*WRITTEN TASK:*
Your task is to reproduce the entries below word for word.

(Dataset rows about figures)

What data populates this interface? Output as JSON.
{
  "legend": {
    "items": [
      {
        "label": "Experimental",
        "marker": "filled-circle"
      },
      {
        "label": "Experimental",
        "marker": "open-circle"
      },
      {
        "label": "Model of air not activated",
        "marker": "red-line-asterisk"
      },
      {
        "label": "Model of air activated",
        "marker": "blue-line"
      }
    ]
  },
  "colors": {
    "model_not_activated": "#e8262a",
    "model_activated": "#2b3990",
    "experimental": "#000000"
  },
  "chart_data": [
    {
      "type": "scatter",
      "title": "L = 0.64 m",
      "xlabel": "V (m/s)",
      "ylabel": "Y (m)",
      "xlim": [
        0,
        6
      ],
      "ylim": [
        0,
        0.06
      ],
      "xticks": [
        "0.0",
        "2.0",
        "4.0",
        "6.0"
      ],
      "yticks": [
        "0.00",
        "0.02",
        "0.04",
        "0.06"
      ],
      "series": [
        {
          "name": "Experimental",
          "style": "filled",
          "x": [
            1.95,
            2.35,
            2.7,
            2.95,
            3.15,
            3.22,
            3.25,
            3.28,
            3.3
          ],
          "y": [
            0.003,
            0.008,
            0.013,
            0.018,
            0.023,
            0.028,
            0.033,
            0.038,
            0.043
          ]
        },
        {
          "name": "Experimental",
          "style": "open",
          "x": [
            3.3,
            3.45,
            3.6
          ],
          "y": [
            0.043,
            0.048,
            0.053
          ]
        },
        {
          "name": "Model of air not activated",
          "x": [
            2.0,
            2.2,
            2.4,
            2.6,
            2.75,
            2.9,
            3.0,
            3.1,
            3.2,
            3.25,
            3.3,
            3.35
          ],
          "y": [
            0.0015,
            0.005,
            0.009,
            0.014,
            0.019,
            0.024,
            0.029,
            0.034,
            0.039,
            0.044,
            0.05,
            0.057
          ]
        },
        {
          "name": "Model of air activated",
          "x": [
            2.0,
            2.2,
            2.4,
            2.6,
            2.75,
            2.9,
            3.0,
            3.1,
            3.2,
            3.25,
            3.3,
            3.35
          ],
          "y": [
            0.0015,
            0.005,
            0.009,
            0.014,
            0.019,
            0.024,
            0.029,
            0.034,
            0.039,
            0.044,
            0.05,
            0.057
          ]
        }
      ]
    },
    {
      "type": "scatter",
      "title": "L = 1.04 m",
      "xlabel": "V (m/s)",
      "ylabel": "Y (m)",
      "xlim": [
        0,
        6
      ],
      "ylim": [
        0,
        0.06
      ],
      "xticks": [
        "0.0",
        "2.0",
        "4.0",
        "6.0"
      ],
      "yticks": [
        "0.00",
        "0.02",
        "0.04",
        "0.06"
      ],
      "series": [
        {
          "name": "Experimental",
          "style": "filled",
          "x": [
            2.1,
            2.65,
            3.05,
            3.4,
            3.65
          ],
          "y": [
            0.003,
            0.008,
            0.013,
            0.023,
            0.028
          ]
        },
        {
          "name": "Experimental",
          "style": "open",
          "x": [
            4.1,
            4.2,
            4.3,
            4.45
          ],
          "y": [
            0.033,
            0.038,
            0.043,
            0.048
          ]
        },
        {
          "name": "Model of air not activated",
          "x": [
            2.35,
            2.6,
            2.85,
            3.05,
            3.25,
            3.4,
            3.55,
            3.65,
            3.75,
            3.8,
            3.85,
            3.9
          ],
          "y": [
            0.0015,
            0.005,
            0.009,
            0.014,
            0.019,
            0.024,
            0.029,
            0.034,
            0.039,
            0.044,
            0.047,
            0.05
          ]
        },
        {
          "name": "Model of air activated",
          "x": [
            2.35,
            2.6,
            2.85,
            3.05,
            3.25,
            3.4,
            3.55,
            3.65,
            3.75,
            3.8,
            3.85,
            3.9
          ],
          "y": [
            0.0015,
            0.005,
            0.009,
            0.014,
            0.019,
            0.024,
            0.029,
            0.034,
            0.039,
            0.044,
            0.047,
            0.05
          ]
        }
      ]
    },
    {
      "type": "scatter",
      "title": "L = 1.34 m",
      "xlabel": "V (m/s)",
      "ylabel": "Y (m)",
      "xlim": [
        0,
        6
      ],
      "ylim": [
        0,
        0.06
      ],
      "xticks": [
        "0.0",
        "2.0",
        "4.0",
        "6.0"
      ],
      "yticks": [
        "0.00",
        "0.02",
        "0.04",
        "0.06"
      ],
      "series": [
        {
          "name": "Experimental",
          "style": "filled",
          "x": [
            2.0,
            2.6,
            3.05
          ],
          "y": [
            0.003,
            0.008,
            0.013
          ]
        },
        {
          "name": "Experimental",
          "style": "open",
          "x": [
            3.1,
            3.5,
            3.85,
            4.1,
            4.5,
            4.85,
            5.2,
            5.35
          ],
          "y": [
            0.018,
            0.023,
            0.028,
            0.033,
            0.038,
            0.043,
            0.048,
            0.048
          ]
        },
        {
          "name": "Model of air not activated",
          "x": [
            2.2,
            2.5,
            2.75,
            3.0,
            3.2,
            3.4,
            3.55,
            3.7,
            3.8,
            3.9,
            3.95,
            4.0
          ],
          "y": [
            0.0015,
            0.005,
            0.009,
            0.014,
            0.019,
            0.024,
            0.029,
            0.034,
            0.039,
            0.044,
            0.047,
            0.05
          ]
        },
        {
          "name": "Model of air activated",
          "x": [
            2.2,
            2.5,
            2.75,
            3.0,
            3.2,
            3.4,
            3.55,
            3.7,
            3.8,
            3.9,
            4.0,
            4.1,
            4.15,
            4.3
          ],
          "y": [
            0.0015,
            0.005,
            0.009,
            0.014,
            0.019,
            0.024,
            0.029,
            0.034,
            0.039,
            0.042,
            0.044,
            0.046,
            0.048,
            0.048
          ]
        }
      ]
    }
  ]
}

*EXPECTED OUTPUT:*
What data populates this interface? Output as JSON.
{
  "legend": {
    "items": [
      {
        "label": "Experimental",
        "marker": "filled-circle"
      },
      {
        "label": "Experimental",
        "marker": "open-circle"
      },
      {
        "label": "Model of air not activated",
        "marker": "red-line-asterisk"
      },
      {
        "label": "Model of air activated",
        "marker": "blue-line"
      }
    ]
  },
  "colors": {
    "model_not_activated": "#e8262a",
    "model_activated": "#2b3990",
    "experimental": "#000000"
  },
  "chart_data": [
    {
      "type": "scatter",
      "title": "L = 0.64 m",
      "xlabel": "V (m/s)",
      "ylabel": "Y (m)",
      "xlim": [
        0,
        6
      ],
      "ylim": [
        0,
        0.06
      ],
      "xticks": [
        "0.0",
        "2.0",
        "4.0",
        "6.0"
      ],
      "yticks": [
        "0.00",
        "0.02",
        "0.04",
        "0.06"
      ],
      "series": [
        {
          "name": "Experimental",
          "style": "filled",
          "x": [
            1.95,
            2.35,
            2.7,
            2.95,
            3.15,
            3.22,
            3.25,
            3.28,
            3.3
          ],
          "y": [
            0.003,
            0.008,
            0.013,
            0.018,
            0.023,
            0.028,
            0.033,
            0.038,
            0.043
          ]
        },
        {
          "name": "Experimental",
          "style": "open",
          "x": [
            3.3,
            3.45,
            3.6
          ],
          "y": [
            0.043,
            0.048,
            0.053
          ]
        },
        {
          "name": "Model of air not activated",
          "x": [
            2.0,
            2.2,
            2.4,
            2.6,
            2.75,
            2.9,
            3.0,
            3.1,
            3.2,
            3.25,
            3.3,
            3.35
          ],
          "y": [
            0.0015,
            0.005,
            0.009,
            0.014,
            0.019,
            0.024,
            0.029,
            0.034,
            0.039,
            0.044,
            0.05,
            0.057
          ]
        },
        {
          "name": "Model of air activated",
          "x": [
            2.0,
            2.2,
            2.4,
            2.6,
            2.75,
            2.9,
            3.0,
            3.1,
            3.2,
            3.25,
            3.3,
            3.35
          ],
          "y": [
            0.0015,
            0.005,
            0.009,
            0.014,
            0.019,
            0.024,
            0.029,
            0.034,
            0.039,
            0.044,
            0.05,
            0.057
          ]
        }
      ]
    },
    {
      "type": "scatter",
      "title": "L = 1.04 m",
      "xlabel": "V (m/s)",
      "ylabel": "Y (m)",
      "xlim": [
        0,
        6
      ],
      "ylim": [
        0,
        0.06
      ],
      "xticks": [
        "0.0",
        "2.0",
        "4.0",
        "6.0"
      ],
      "yticks": [
        "0.00",
        "0.02",
        "0.04",
        "0.06"
      ],
      "series": [
        {
          "name": "Experimental",
          "style": "filled",
          "x": [
            2.1,
            2.65,
            3.05,
            3.4,
            3.65
          ],
          "y": [
            0.003,
            0.008,
            0.013,
            0.023,
            0.028
          ]
        },
        {
          "name": "Experimental",
          "style": "open",
          "x": [
            4.1,
            4.2,
            4.3,
            4.45
          ],
          "y": [
            0.033,
            0.038,
            0.043,
            0.048
          ]
        },
        {
          "name": "Model of air not activated",
          "x": [
            2.35,
            2.6,
            2.85,
            3.05,
            3.25,
            3.4,
            3.55,
            3.65,
            3.75,
            3.8,
            3.85,
            3.9
          ],
          "y": [
            0.0015,
            0.005,
            0.009,
            0.014,
            0.019,
            0.024,
            0.029,
            0.034,
            0.039,
            0.044,
            0.047,
            0.05
          ]
        },
        {
          "name": "Model of air activated",
          "x": [
            2.35,
            2.6,
            2.85,
            3.05,
            3.25,
            3.4,
            3.55,
            3.65,
            3.75,
            3.8,
            3.85,
            3.9
          ],
          "y": [
            0.0015,
            0.005,
            0.009,
            0.014,
            0.019,
            0.024,
            0.029,
            0.034,
            0.039,
            0.044,
            0.047,
            0.05
          ]
        }
      ]
    },
    {
      "type": "scatter",
      "title": "L = 1.34 m",
      "xlabel": "V (m/s)",
      "ylabel": "Y (m)",
      "xlim": [
        0,
        6
      ],
      "ylim": [
        0,
        0.06
      ],
      "xticks": [
        "0.0",
        "2.0",
        "4.0",
        "6.0"
      ],
      "yticks": [
        "0.00",
        "0.02",
        "0.04",
        "0.06"
      ],
      "series": [
        {
          "name": "Experimental",
          "style": "filled",
          "x": [
            2.0,
            2.6,
            3.05
          ],
          "y": [
            0.003,
            0.008,
            0.013
          ]
        },
        {
          "name": "Experimental",
          "style": "open",
          "x": [
            3.1,
            3.5,
            3.85,
            4.1,
            4.5,
            4.85,
            5.2,
            5.35
          ],
          "y": [
            0.018,
            0.023,
            0.028,
            0.033,
            0.038,
            0.043,
            0.048,
            0.048
          ]
        },
        {
          "name": "Model of air not activated",
          "x": [
            2.2,
            2.5,
            2.75,
            3.0,
            3.2,
            3.4,
            3.55,
            3.7,
            3.8,
            3.9,
            3.95,
            4.0
          ],
          "y": [
            0.0015,
            0.005,
            0.009,
            0.014,
            0.019,
            0.024,
            0.029,
            0.034,
            0.039,
            0.044,
            0.047,
            0.05
          ]
        },
        {
          "name": "Model of air activated",
          "x": [
            2.2,
            2.5,
            2.75,
            3.0,
            3.2,
            3.4,
            3.55,
            3.7,
            3.8,
            3.9,
            4.0,
            4.1,
            4.15,
            4.3
          ],
          "y": [
            0.0015,
            0.005,
            0.009,
            0.014,
            0.019,
            0.024,
            0.029,
            0.034,
            0.039,
            0.042,
            0.044,
            0.046,
            0.048,
            0.048
          ]
        }
      ]
    }
  ]
}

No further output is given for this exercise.